▶ **AIM**:
Below are some records. Say how many of their lines contain the string "true", and give nothing but the number.

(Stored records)
—————

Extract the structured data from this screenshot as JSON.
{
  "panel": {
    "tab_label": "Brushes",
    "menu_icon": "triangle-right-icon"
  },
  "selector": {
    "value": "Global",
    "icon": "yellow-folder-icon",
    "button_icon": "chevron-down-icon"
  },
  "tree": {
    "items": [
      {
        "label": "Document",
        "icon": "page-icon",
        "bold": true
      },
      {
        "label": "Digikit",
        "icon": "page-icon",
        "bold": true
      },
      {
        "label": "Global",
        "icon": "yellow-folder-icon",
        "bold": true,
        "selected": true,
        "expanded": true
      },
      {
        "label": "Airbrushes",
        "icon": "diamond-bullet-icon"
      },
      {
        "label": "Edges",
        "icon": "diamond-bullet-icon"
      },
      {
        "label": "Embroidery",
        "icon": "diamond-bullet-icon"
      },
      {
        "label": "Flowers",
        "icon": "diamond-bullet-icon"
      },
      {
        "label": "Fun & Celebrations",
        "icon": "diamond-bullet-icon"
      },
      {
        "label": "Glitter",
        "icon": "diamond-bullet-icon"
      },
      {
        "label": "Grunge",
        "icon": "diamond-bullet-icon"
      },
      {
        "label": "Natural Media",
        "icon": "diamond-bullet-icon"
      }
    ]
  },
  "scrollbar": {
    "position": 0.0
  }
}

—————

▶ **RESULT OF THE TASK**:
5